### DO THIS
Find the string "chevron" in the data, then copy every line where it is found.

### MATERIAL SHOWN
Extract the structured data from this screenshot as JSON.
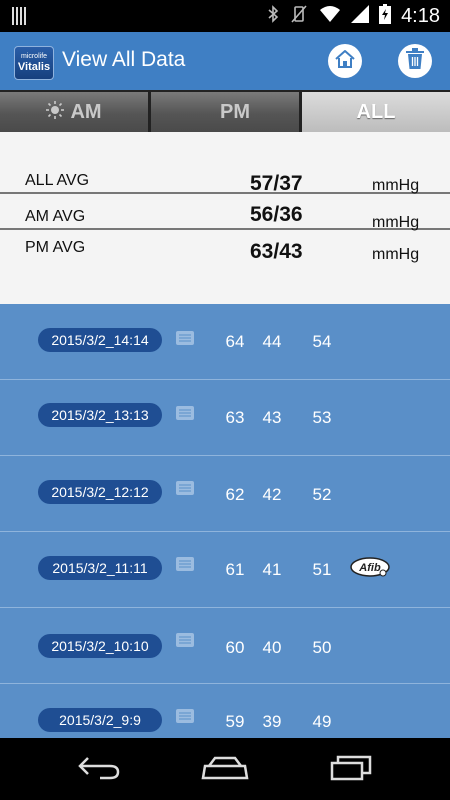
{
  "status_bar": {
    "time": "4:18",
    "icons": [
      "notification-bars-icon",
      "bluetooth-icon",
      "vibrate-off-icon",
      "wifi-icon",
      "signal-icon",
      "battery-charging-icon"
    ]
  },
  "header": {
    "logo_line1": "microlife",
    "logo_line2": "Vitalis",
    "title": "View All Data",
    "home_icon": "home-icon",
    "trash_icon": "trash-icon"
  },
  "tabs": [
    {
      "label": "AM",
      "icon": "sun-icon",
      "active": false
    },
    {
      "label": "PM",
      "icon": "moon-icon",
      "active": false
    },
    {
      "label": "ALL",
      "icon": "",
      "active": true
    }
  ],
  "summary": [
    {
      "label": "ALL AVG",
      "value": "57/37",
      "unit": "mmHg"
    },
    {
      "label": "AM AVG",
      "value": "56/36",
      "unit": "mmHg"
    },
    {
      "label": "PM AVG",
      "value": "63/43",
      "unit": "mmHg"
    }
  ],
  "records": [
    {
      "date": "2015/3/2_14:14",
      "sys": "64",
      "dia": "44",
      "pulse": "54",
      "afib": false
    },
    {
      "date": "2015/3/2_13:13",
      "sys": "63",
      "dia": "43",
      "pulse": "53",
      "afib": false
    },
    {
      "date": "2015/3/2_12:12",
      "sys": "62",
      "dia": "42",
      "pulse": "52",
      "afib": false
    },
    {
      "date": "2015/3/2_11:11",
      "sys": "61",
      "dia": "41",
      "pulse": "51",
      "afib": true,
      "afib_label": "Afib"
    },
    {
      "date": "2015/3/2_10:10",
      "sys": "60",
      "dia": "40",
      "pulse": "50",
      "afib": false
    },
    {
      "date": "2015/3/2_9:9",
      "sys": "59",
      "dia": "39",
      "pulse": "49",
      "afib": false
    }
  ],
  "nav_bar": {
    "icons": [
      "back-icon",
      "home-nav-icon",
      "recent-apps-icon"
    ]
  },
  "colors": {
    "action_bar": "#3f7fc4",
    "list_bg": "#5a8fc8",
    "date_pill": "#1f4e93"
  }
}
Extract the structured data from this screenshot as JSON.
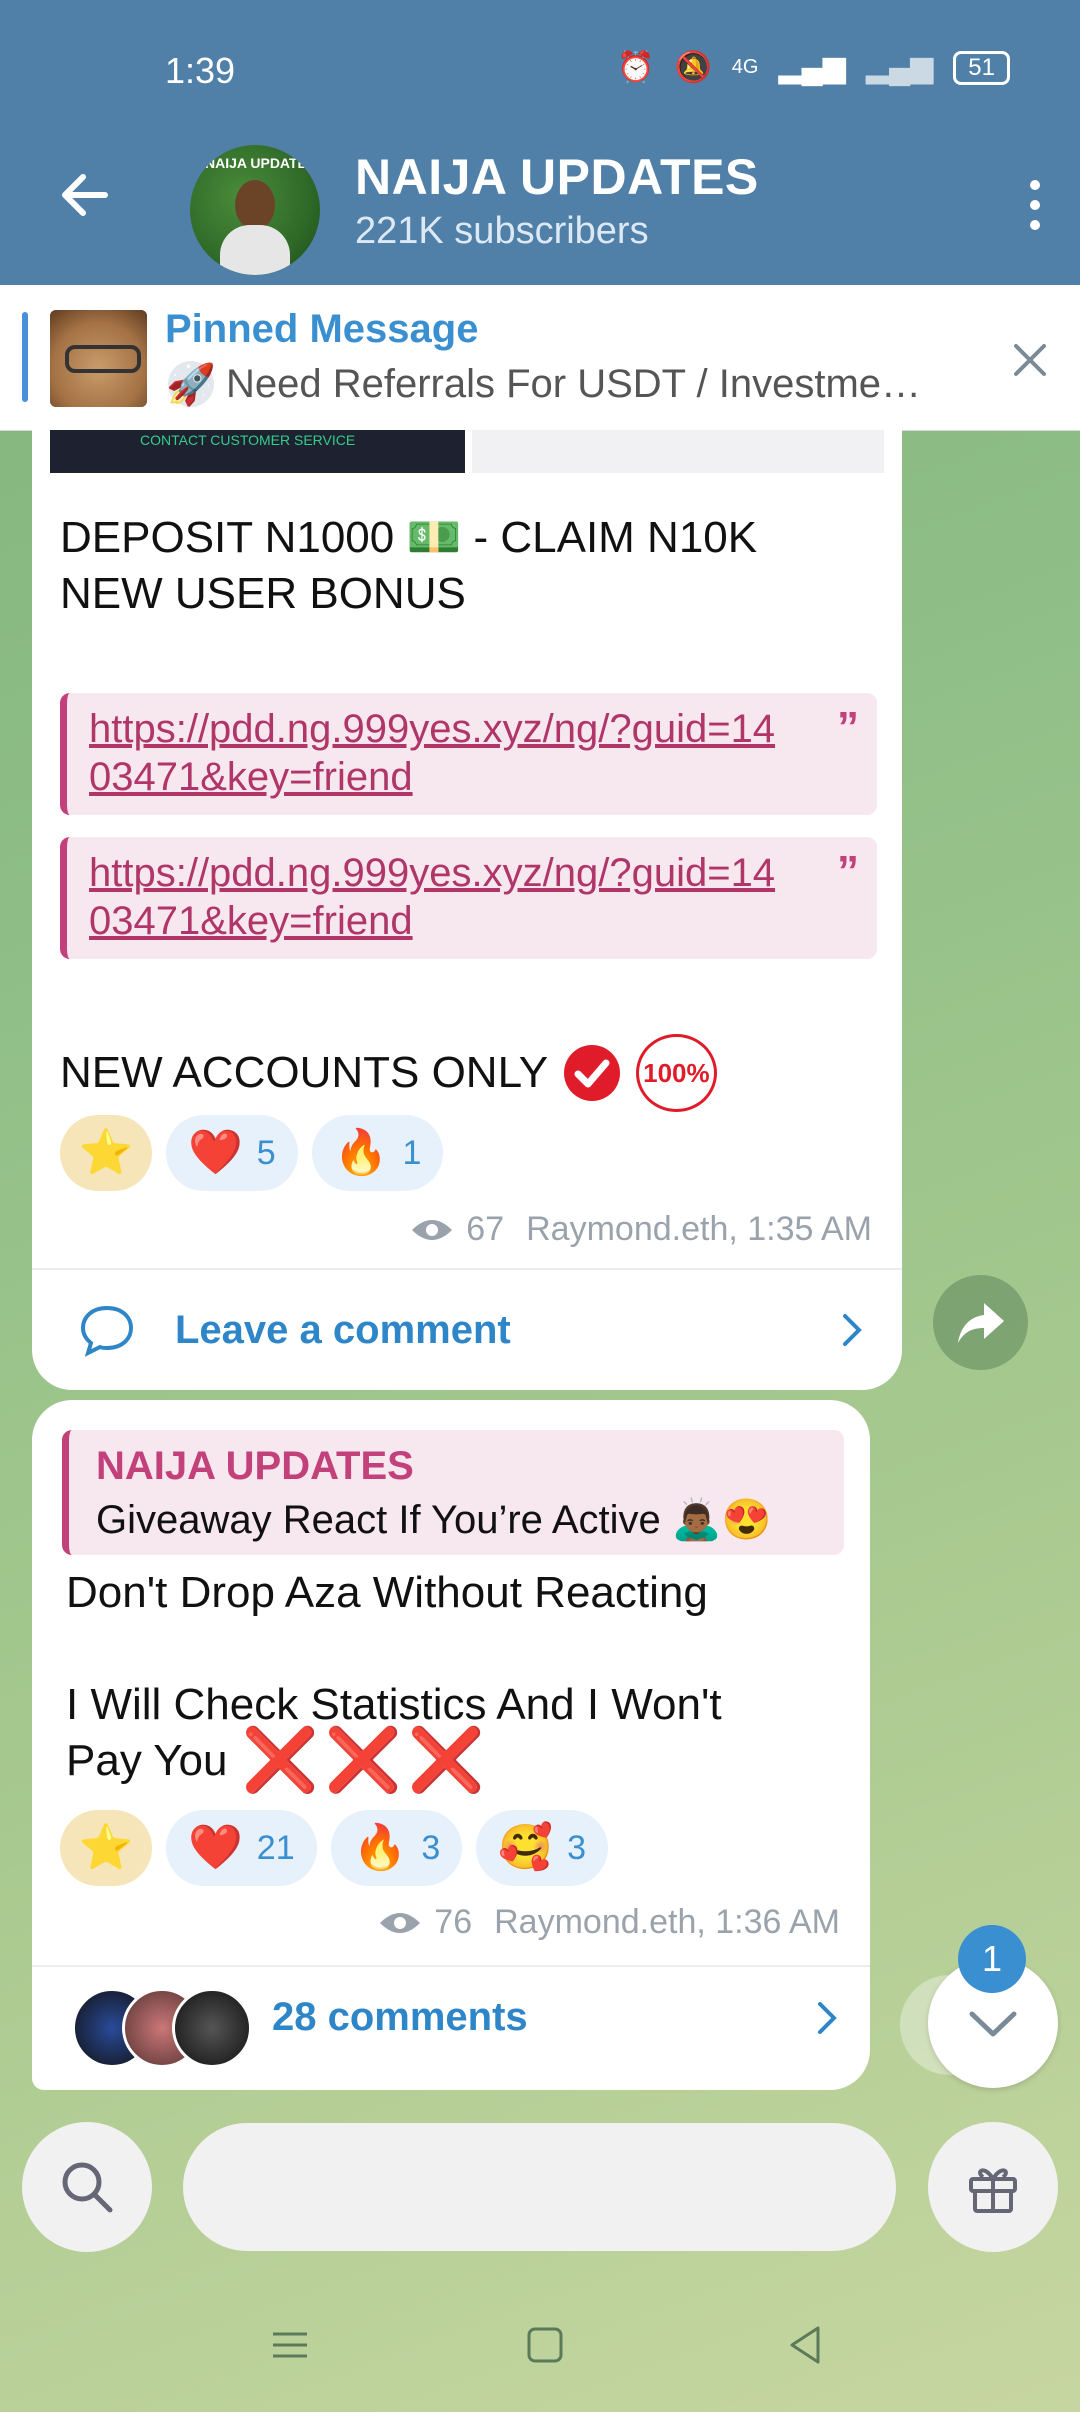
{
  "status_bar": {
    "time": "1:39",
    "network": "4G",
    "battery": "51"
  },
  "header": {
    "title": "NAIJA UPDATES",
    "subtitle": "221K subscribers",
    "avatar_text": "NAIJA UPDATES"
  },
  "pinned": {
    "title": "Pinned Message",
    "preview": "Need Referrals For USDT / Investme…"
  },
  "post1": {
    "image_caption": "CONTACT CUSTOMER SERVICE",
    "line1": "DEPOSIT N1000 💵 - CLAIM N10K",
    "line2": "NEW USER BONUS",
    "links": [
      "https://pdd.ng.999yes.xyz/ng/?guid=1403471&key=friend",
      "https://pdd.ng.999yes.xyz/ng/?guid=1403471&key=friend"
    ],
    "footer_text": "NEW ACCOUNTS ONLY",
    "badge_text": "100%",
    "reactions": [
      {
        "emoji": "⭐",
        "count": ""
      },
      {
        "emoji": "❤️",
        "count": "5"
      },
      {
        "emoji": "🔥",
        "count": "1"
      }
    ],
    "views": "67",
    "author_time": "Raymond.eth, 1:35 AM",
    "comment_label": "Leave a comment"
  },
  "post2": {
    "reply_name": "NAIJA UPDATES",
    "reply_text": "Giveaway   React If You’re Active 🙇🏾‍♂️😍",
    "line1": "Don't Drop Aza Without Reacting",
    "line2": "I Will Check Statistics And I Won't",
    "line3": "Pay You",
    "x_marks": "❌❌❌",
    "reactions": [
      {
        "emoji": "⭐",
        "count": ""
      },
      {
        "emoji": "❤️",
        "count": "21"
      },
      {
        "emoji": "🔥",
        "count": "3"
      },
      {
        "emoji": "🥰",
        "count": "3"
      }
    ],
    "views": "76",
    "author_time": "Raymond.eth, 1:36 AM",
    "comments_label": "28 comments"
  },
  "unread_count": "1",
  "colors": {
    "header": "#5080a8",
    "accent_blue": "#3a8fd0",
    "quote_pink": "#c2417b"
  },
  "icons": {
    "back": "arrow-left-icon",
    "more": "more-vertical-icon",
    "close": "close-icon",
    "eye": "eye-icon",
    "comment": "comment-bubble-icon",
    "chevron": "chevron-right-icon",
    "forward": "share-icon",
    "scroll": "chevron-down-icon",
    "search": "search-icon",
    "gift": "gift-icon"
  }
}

* * *

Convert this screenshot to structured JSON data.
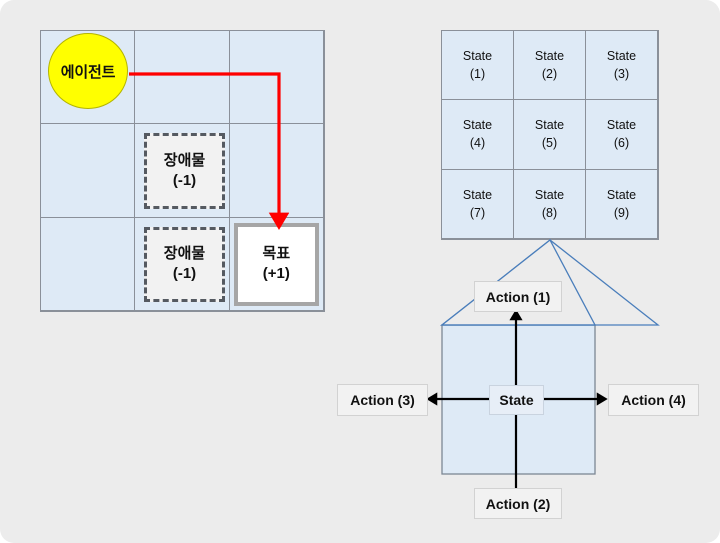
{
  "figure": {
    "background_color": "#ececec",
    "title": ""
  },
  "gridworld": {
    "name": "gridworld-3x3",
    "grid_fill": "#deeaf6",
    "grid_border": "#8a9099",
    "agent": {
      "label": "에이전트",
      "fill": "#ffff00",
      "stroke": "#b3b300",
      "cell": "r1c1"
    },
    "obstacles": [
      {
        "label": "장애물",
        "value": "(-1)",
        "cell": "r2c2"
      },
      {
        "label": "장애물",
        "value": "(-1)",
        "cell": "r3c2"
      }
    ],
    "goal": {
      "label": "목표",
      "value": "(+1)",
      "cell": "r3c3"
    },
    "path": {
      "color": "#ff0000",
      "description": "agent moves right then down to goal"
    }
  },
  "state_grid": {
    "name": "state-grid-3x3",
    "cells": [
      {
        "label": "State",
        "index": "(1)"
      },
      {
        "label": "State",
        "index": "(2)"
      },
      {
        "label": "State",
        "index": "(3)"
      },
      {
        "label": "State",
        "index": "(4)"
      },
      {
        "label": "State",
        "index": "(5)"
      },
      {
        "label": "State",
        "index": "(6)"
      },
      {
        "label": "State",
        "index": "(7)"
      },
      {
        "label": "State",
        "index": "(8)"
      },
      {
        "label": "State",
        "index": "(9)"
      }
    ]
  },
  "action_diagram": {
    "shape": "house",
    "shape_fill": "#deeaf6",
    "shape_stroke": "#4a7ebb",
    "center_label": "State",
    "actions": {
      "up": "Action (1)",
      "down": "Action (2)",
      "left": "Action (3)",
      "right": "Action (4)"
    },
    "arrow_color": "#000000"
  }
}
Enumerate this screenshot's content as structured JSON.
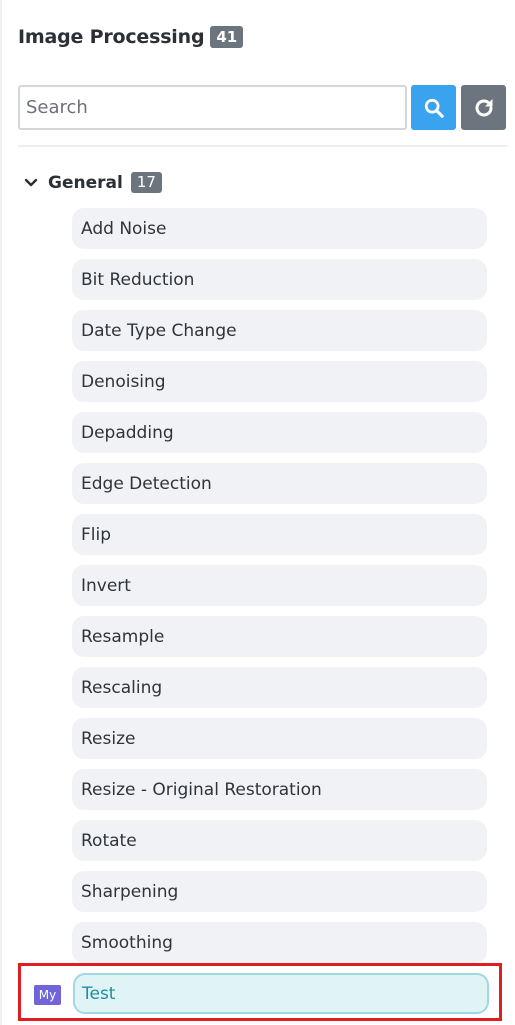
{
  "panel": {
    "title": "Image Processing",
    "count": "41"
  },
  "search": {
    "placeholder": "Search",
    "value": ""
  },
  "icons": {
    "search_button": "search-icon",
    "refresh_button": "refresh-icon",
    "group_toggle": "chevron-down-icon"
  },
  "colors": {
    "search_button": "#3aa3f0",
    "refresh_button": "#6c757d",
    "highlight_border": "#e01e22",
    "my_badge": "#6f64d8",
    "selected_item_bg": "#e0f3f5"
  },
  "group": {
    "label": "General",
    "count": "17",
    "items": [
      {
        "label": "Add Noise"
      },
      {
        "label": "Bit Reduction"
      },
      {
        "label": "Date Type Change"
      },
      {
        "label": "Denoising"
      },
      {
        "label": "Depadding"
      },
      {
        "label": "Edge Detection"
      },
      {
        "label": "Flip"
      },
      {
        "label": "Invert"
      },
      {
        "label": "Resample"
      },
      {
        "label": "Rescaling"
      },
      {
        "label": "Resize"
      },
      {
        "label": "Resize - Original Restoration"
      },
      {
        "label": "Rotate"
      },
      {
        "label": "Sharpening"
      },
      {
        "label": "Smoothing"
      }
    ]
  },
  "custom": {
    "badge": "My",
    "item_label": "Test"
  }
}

...

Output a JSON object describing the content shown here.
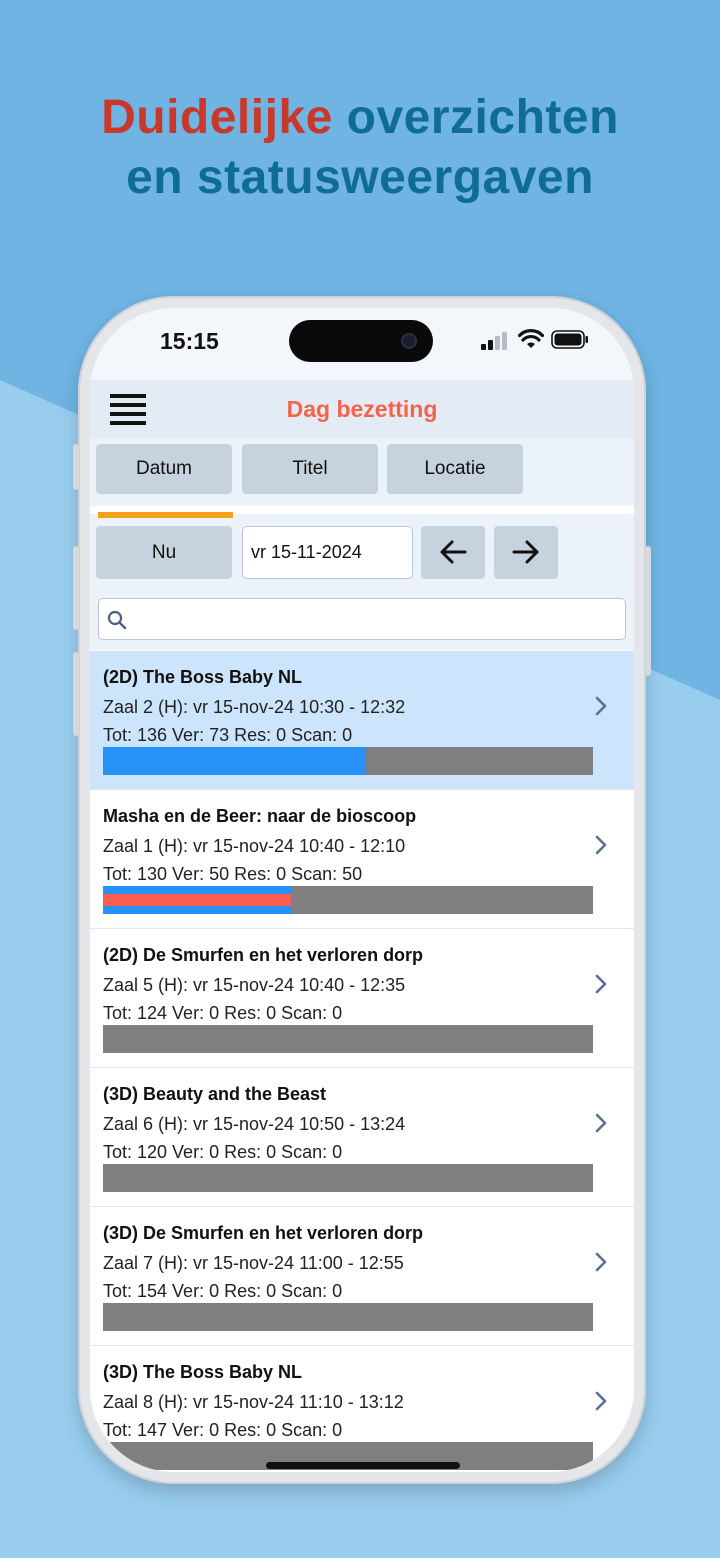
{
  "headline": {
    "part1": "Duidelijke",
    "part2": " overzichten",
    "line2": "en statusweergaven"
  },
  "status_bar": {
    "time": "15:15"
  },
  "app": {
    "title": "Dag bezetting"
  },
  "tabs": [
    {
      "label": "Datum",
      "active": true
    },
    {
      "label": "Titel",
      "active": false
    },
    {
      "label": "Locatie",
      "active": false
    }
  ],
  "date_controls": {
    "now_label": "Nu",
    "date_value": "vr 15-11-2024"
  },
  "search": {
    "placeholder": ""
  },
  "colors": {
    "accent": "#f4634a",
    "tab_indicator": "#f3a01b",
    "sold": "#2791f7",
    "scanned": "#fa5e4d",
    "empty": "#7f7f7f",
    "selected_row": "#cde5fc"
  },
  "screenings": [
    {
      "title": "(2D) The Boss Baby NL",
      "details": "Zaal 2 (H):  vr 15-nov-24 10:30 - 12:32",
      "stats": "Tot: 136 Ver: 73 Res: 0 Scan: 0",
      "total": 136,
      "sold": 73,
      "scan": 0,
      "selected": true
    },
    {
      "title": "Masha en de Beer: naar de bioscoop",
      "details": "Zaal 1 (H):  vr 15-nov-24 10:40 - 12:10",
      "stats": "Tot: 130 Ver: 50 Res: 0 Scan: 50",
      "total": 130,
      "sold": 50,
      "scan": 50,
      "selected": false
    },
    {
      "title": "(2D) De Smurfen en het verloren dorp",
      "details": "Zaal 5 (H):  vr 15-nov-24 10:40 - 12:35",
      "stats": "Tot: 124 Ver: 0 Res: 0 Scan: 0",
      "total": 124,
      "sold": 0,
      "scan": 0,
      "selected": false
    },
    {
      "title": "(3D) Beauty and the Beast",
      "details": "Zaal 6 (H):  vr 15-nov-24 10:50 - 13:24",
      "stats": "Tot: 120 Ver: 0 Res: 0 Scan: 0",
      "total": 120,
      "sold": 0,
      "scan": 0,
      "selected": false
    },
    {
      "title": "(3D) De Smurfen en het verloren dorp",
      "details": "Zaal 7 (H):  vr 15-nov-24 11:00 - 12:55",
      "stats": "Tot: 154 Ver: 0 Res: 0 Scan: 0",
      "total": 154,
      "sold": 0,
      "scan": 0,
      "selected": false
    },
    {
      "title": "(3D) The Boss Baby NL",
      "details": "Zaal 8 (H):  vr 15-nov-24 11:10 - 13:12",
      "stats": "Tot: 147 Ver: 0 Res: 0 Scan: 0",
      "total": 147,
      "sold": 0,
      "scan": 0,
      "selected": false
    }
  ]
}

### EXERCISE SOLUTION
    "chevron": "chevron-right-icon",
    "scroll": "chevron-down-icon",
    "group_toggle": "chevron-down-icon"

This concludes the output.